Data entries
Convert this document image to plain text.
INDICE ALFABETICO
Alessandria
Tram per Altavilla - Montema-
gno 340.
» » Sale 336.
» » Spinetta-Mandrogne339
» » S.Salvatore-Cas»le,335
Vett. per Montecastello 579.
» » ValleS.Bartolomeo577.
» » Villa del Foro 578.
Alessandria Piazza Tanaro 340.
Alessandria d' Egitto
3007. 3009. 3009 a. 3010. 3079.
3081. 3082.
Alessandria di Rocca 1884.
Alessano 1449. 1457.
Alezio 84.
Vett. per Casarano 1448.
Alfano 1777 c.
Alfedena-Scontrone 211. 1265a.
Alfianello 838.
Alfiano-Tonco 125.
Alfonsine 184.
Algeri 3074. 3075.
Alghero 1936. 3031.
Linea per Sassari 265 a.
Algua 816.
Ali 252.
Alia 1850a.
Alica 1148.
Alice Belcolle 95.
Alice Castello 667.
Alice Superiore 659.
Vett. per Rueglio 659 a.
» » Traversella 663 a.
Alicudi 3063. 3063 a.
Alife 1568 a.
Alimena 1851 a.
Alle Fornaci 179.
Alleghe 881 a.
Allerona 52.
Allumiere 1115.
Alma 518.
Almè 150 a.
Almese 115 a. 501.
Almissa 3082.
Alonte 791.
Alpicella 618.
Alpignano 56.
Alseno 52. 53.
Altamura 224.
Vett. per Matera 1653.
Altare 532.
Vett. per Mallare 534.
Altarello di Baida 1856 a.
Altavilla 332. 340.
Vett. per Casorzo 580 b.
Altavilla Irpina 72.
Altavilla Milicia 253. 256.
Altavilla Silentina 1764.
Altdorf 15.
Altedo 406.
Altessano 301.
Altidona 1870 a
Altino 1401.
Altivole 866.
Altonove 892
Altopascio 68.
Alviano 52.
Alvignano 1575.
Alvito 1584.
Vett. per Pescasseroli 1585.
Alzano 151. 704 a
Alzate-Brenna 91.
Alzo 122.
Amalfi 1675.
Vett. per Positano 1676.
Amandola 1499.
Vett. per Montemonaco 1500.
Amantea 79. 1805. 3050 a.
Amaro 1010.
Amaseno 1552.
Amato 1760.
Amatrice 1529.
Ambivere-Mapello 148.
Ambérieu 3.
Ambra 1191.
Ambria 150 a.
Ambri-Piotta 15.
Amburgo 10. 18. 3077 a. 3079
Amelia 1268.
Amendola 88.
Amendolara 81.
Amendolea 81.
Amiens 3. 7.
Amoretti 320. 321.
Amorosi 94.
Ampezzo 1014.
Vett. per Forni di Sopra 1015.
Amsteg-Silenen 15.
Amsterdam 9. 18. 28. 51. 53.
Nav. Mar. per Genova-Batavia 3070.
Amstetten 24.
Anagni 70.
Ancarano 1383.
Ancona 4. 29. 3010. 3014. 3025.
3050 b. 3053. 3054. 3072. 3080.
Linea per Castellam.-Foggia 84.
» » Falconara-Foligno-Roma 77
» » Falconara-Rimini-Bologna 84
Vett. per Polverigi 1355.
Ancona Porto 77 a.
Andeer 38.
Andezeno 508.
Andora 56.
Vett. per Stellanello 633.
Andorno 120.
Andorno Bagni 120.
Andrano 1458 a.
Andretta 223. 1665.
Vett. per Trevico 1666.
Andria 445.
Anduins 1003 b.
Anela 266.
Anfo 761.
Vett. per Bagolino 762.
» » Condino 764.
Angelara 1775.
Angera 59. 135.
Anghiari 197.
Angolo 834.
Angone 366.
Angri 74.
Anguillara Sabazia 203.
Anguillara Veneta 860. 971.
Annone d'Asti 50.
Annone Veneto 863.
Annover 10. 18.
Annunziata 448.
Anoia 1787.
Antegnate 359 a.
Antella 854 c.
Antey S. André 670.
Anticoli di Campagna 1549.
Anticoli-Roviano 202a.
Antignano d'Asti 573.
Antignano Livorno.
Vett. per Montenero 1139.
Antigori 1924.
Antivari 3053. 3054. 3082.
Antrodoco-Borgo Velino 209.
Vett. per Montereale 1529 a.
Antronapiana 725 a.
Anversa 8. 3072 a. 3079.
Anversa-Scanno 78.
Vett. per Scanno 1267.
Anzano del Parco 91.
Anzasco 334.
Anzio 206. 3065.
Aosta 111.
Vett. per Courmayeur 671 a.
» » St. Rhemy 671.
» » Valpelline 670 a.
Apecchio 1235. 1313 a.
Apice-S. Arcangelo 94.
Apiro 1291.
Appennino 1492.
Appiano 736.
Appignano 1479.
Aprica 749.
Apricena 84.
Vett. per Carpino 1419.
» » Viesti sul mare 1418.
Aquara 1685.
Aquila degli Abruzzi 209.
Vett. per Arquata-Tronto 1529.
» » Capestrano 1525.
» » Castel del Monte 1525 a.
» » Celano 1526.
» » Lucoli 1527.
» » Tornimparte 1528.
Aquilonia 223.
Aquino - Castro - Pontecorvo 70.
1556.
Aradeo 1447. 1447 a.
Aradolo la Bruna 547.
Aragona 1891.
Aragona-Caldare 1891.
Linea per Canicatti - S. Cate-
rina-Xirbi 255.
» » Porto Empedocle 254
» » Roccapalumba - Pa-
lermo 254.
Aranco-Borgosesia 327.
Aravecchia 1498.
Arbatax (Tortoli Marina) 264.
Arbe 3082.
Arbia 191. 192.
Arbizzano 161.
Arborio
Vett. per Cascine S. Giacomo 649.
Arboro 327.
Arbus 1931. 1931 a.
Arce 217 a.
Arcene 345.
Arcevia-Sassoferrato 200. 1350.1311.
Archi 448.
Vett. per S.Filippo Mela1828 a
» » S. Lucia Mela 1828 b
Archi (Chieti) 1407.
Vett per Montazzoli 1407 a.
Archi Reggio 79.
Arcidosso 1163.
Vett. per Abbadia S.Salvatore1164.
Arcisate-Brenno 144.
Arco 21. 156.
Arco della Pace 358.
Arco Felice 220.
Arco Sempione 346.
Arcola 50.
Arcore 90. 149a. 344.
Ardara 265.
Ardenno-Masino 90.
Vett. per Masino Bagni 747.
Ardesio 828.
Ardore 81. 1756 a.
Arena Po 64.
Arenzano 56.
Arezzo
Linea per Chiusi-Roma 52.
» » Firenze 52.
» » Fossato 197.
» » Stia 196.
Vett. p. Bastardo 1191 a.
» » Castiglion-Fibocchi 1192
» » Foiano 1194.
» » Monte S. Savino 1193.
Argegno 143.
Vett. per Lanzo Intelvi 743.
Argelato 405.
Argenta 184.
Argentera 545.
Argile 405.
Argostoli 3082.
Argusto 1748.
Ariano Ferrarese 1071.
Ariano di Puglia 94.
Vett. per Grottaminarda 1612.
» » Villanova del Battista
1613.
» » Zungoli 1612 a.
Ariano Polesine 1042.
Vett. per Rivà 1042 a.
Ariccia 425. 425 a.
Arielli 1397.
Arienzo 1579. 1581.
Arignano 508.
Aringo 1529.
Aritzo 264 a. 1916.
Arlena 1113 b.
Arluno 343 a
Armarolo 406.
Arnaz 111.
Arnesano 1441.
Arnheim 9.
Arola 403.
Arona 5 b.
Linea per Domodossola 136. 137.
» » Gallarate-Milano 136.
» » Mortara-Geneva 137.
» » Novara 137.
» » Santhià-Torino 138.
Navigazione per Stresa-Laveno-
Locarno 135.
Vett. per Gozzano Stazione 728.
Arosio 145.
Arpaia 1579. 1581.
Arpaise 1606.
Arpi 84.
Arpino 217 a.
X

▸ **REQUEST**: All of the lines above must be returned exactly.

▸ **THE RESPONSE**:
Convert this document image to plain text.
INDICE ALFABETICO
Alessandria
Tram per Altavilla - Montema-
gno 340.
» » Sale 336.
» » Spinetta-Mandrogne339
» » S.Salvatore-Cas»le,335
Vett. per Montecastello 579.
» » ValleS.Bartolomeo577.
» » Villa del Foro 578.
Alessandria Piazza Tanaro 340.
Alessandria d' Egitto
3007. 3009. 3009 a. 3010. 3079.
3081. 3082.
Alessandria di Rocca 1884.
Alessano 1449. 1457.
Alezio 84.
Vett. per Casarano 1448.
Alfano 1777 c.
Alfedena-Scontrone 211. 1265a.
Alfianello 838.
Alfiano-Tonco 125.
Alfonsine 184.
Algeri 3074. 3075.
Alghero 1936. 3031.
Linea per Sassari 265 a.
Algua 816.
Ali 252.
Alia 1850a.
Alica 1148.
Alice Belcolle 95.
Alice Castello 667.
Alice Superiore 659.
Vett. per Rueglio 659 a.
» » Traversella 663 a.
Alicudi 3063. 3063 a.
Alife 1568 a.
Alimena 1851 a.
Alle Fornaci 179.
Alleghe 881 a.
Allerona 52.
Allumiere 1115.
Alma 518.
Almè 150 a.
Almese 115 a. 501.
Almissa 3082.
Alonte 791.
Alpicella 618.
Alpignano 56.
Alseno 52. 53.
Altamura 224.
Vett. per Matera 1653.
Altare 532.
Vett. per Mallare 534.
Altarello di Baida 1856 a.
Altavilla 332. 340.
Vett. per Casorzo 580 b.
Altavilla Irpina 72.
Altavilla Milicia 253. 256.
Altavilla Silentina 1764.
Altdorf 15.
Altedo 406.
Altessano 301.
Altidona 1870 a
Altino 1401.
Altivole 866.
Altonove 892
Altopascio 68.
Alviano 52.
Alvignano 1575.
Alvito 1584.
Vett. per Pescasseroli 1585.
Alzano 151. 704 a
Alzate-Brenna 91.
Alzo 122.
Amalfi 1675.
Vett. per Positano 1676.
Amandola 1499.
Vett. per Montemonaco 1500.
Amantea 79. 1805. 3050 a.
Amaro 1010.
Amaseno 1552.
Amato 1760.
Amatrice 1529.
Ambivere-Mapello 148.
Ambérieu 3.
Ambra 1191.
Ambria 150 a.
Ambri-Piotta 15.
Amburgo 10. 18. 3077 a. 3079
Amelia 1268.
Amendola 88.
Amendolara 81.
Amendolea 81.
Amiens 3. 7.
Amoretti 320. 321.
Amorosi 94.
Ampezzo 1014.
Vett. per Forni di Sopra 1015.
Amsteg-Silenen 15.
Amsterdam 9. 18. 28. 51. 53.
Nav. Mar. per Genova-Batavia 3070.
Amstetten 24.
Anagni 70.
Ancarano 1383.
Ancona 4. 29. 3010. 3014. 3025.
3050 b. 3053. 3054. 3072. 3080.
Linea per Castellam.-Foggia 84.
» » Falconara-Foligno-Roma 77
» » Falconara-Rimini-Bologna 84
Vett. per Polverigi 1355.
Ancona Porto 77 a.
Andeer 38.
Andezeno 508.
Andora 56.
Vett. per Stellanello 633.
Andorno 120.
Andorno Bagni 120.
Andrano 1458 a.
Andretta 223. 1665.
Vett. per Trevico 1666.
Andria 445.
Anduins 1003 b.
Anela 266.
Anfo 761.
Vett. per Bagolino 762.
» » Condino 764.
Angelara 1775.
Angera 59. 135.
Anghiari 197.
Angolo 834.
Angone 366.
Angri 74.
Anguillara Sabazia 203.
Anguillara Veneta 860. 971.
Annone d'Asti 50.
Annone Veneto 863.
Annover 10. 18.
Annunziata 448.
Anoia 1787.
Antegnate 359 a.
Antella 854 c.
Antey S. André 670.
Anticoli di Campagna 1549.
Anticoli-Roviano 202a.
Antignano d'Asti 573.
Antignano Livorno.
Vett. per Montenero 1139.
Antigori 1924.
Antivari 3053. 3054. 3082.
Antrodoco-Borgo Velino 209.
Vett. per Montereale 1529 a.
Antronapiana 725 a.
Anversa 8. 3072 a. 3079.
Anversa-Scanno 78.
Vett. per Scanno 1267.
Anzano del Parco 91.
Anzasco 334.
Anzio 206. 3065.
Aosta 111.
Vett. per Courmayeur 671 a.
» » St. Rhemy 671.
» » Valpelline 670 a.
Apecchio 1235. 1313 a.
Apice-S. Arcangelo 94.
Apiro 1291.
Appennino 1492.
Appiano 736.
Appignano 1479.
Aprica 749.
Apricena 84.
Vett. per Carpino 1419.
» » Viesti sul mare 1418.
Aquara 1685.
Aquila degli Abruzzi 209.
Vett. per Arquata-Tronto 1529.
» » Capestrano 1525.
» » Castel del Monte 1525 a.
» » Celano 1526.
» » Lucoli 1527.
» » Tornimparte 1528.
Aquilonia 223.
Aquino - Castro - Pontecorvo 70.
1556.
Aradeo 1447. 1447 a.
Aradolo la Bruna 547.
Aragona 1891.
Aragona-Caldare 1891.
Linea per Canicatti - S. Cate-
rina-Xirbi 255.
» » Porto Empedocle 254
» » Roccapalumba - Pa-
lermo 254.
Aranco-Borgosesia 327.
Aravecchia 1498.
Arbatax (Tortoli Marina) 264.
Arbe 3082.
Arbia 191. 192.
Arbizzano 161.
Arborio
Vett. per Cascine S. Giacomo 649.
Arboro 327.
Arbus 1931. 1931 a.
Arce 217 a.
Arcene 345.
Arcevia-Sassoferrato 200. 1350.1311.
Archi 448.
Vett. per S.Filippo Mela1828 a
» » S. Lucia Mela 1828 b
Archi (Chieti) 1407.
Vett per Montazzoli 1407 a.
Archi Reggio 79.
Arcidosso 1163.
Vett. per Abbadia S.Salvatore1164.
Arcisate-Brenno 144.
Arco 21. 156.
Arco della Pace 358.
Arco Felice 220.
Arco Sempione 346.
Arcola 50.
Arcore 90. 149a. 344.
Ardara 265.
Ardenno-Masino 90.
Vett. per Masino Bagni 747.
Ardesio 828.
Ardore 81. 1756 a.
Arena Po 64.
Arenzano 56.
Arezzo
Linea per Chiusi-Roma 52.
» » Firenze 52.
» » Fossato 197.
» » Stia 196.
Vett. p. Bastardo 1191 a.
» » Castiglion-Fibocchi 1192
» » Foiano 1194.
» » Monte S. Savino 1193.
Argegno 143.
Vett. per Lanzo Intelvi 743.
Argelato 405.
Argenta 184.
Argentera 545.
Argile 405.
Argostoli 3082.
Argusto 1748.
Ariano Ferrarese 1071.
Ariano di Puglia 94.
Vett. per Grottaminarda 1612.
» » Villanova del Battista
1613.
» » Zungoli 1612 a.
Ariano Polesine 1042.
Vett. per Rivà 1042 a.
Ariccia 425. 425 a.
Arielli 1397.
Arienzo 1579. 1581.
Arignano 508.
Aringo 1529.
Aritzo 264 a. 1916.
Arlena 1113 b.
Arluno 343 a
Armarolo 406.
Arnaz 111.
Arnesano 1441.
Arnheim 9.
Arola 403.
Arona 5 b.
Linea per Domodossola 136. 137.
» » Gallarate-Milano 136.
» » Mortara-Geneva 137.
» » Novara 137.
» » Santhià-Torino 138.
Navigazione per Stresa-Laveno-
Locarno 135.
Vett. per Gozzano Stazione 728.
Arosio 145.
Arpaia 1579. 1581.
Arpaise 1606.
Arpi 84.
Arpino 217 a.
X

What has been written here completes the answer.